:: WHAT TO DO ::
Return the passage of the excerpt on Wnt signaling and Meckel's cartilage from "3.3. Non-canonical Wnt" up to and including "endochondral ossification process.", copied character for character.

:: EXCERPTED TEXT ::

%%

3.2. Shaping Meckel’s cartilage by Wnt

For proper shaping and patterning of Meckel’s cartilage, chondrocytes must first undergo convergence, intercalation, elongation and proliferation. Thereafter, chondrocytes are required to align, stack and polarize to maintain the proper morphologic structure.

We identified two regions within Meckel’s cartilage with distinct cell behaviors, the midzone and the body. In all our Wnt mutants, the cells within the midzone remained smaller and rounded throughout cartilage development, which correlated with abnormal shaping and length of Meckel’s cartilage. Although cells within the body have a similar cell L/W ratio, they do not appear to stack like disc of coins as observed in WT and previously described. Our analysis of cell polarity within this midzone showed that in our Wnt mutants, the cells in the midzone were disorientated and had lost their directional polarization, observed in WT. Our study extended the polarity map of Le Pabic et al. and found that these opposing points of polarity (Points A and B) is what gives Meckel’s cartilage its unique arched shape and rounded midline pattern (Le Pabic et al., 2014). When polarity is lost, as it is in our Wnt mutants, Meckel’s cartilage remains shortened and misshapen.

Interestingly gpc4 mutants displayed the most severe Meckel’s cartilage cellular anomalies with rounded cells observed in the midzone and body. We reasoned that the intermandibularis posterior muscle defect prevented cell intercalation and extension. Indeed, previous studies on chemically paralyzed mice, chick and zebrafish showed defects in cell convergence-extension and intercalation (Kahn et al., 2009; Nowlan et al., 2008; Shwartz et al., 2012). Therefore, these observations indicate that cell extension in the body of Meckel’s cartilage may be partially rescued by the normal developing craniofacial muscles that drive the jaw anteriorly.

3.3. Non-canonical Wnt is required for spatiotemporal control of endochondral bone formation

Perturbations in Wnt signaling have been studied extensively with the role of the canonical Wnts in bone biology better defined (Clevers and Nusse, 2012; Hartmann, 2006; Krishnan et al., 2006; Logan and Nusse, 2004; Zhong et al., 2012). Compared with mammals, endochondral bone formation (e.g. ceratohyal) occurs first by differentiation of perichondral cells into osteoblasts that then forms a shell of bony mineralization (Eames et al., 2012; Hammond and Schulte-Merker, 2009; Jing et al., 2015; Paul et al., 2016). Here, we highlight the role of the non-canonical Wnt signaling pathway in temporal regulation of the endochondral ossification process.

%%

:: RECORDS PROVIDED ::
%%

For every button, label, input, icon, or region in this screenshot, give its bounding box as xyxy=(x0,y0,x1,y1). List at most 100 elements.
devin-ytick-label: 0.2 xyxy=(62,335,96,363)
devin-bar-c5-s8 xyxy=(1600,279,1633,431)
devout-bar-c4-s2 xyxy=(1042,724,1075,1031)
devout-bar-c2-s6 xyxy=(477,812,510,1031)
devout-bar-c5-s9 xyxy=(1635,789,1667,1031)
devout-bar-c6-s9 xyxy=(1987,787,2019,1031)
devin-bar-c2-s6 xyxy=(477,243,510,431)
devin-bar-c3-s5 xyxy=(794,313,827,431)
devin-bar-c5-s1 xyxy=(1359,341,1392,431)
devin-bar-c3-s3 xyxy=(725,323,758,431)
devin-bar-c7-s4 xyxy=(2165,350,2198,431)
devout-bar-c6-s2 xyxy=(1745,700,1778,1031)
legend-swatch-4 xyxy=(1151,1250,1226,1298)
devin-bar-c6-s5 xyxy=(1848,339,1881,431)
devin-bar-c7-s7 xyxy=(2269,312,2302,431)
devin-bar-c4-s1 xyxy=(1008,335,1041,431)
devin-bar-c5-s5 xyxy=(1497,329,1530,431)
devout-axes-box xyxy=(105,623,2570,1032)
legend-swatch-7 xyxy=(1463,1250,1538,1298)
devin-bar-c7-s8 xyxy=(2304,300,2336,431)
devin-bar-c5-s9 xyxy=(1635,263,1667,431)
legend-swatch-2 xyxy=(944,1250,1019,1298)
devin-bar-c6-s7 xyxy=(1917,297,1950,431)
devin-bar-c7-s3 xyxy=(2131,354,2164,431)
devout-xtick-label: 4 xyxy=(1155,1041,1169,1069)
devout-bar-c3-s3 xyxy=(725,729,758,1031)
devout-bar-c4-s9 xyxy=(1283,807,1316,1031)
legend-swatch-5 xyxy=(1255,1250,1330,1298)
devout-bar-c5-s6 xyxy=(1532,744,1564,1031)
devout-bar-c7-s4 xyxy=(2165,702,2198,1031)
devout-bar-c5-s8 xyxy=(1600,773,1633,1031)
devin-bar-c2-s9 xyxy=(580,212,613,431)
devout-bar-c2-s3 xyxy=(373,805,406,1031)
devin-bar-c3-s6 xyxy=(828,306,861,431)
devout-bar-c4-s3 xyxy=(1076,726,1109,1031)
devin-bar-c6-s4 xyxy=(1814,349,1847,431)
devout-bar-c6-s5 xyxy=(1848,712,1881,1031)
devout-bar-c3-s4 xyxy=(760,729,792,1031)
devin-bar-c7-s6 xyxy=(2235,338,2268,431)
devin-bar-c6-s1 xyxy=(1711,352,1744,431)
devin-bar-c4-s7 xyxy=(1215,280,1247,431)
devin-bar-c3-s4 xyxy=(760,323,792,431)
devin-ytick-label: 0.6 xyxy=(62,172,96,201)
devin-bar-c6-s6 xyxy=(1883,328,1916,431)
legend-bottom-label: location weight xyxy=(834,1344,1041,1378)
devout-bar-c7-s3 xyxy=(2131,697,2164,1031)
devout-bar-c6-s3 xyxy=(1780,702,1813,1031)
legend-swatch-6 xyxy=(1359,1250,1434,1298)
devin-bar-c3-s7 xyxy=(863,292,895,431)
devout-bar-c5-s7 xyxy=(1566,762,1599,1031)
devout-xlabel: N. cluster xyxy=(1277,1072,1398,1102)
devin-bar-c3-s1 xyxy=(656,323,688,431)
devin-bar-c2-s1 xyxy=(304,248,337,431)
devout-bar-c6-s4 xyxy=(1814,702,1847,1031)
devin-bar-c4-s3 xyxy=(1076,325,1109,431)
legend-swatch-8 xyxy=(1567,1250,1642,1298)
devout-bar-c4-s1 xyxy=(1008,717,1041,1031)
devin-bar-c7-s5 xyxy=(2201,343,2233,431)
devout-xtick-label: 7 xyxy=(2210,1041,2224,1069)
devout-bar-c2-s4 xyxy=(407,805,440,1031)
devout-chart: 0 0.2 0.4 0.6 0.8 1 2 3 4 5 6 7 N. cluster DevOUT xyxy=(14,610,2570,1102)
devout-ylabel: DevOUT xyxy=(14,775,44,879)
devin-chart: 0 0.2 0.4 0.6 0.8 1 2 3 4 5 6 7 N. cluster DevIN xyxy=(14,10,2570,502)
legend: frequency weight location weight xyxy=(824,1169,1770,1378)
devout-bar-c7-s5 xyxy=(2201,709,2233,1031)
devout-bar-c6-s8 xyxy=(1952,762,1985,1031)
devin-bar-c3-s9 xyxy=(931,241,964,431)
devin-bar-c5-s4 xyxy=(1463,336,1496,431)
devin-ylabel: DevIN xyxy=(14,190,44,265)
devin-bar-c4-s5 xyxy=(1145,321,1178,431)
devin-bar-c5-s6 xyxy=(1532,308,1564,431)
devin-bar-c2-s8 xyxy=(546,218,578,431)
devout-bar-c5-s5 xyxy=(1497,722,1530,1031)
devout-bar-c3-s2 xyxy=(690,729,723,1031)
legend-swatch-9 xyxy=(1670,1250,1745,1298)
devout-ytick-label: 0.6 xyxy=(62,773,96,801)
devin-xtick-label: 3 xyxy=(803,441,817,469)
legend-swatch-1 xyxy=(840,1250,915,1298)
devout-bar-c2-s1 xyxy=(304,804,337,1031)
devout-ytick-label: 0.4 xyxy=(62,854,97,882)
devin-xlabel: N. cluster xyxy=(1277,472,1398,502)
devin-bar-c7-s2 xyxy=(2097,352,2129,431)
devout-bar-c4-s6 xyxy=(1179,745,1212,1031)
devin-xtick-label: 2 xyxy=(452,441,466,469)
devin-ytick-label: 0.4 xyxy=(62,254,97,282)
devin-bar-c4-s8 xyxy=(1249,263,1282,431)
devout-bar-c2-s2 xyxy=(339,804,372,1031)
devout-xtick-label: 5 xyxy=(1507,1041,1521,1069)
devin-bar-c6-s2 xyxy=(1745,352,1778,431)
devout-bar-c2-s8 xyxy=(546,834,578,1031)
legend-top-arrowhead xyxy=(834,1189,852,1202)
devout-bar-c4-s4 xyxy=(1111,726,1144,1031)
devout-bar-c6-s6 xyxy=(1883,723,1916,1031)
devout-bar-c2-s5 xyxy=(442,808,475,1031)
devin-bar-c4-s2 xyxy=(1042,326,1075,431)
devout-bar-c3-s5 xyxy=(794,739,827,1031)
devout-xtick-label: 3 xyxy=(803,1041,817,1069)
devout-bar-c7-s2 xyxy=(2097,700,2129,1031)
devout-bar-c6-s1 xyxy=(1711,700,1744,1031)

%%

:: YOUR RESPONSE ::
3.3. Non-canonical Wnt is required for spatiotemporal control of endochondral bone formation

Perturbations in Wnt signaling have been studied extensively with the role of the canonical Wnts in bone biology better defined (Clevers and Nusse, 2012; Hartmann, 2006; Krishnan et al., 2006; Logan and Nusse, 2004; Zhong et al., 2012). Compared with mammals, endochondral bone formation (e.g. ceratohyal) occurs first by differentiation of perichondral cells into osteoblasts that then forms a shell of bony mineralization (Eames et al., 2012; Hammond and Schulte-Merker, 2009; Jing et al., 2015; Paul et al., 2016). Here, we highlight the role of the non-canonical Wnt signaling pathway in temporal regulation of the endochondral ossification process.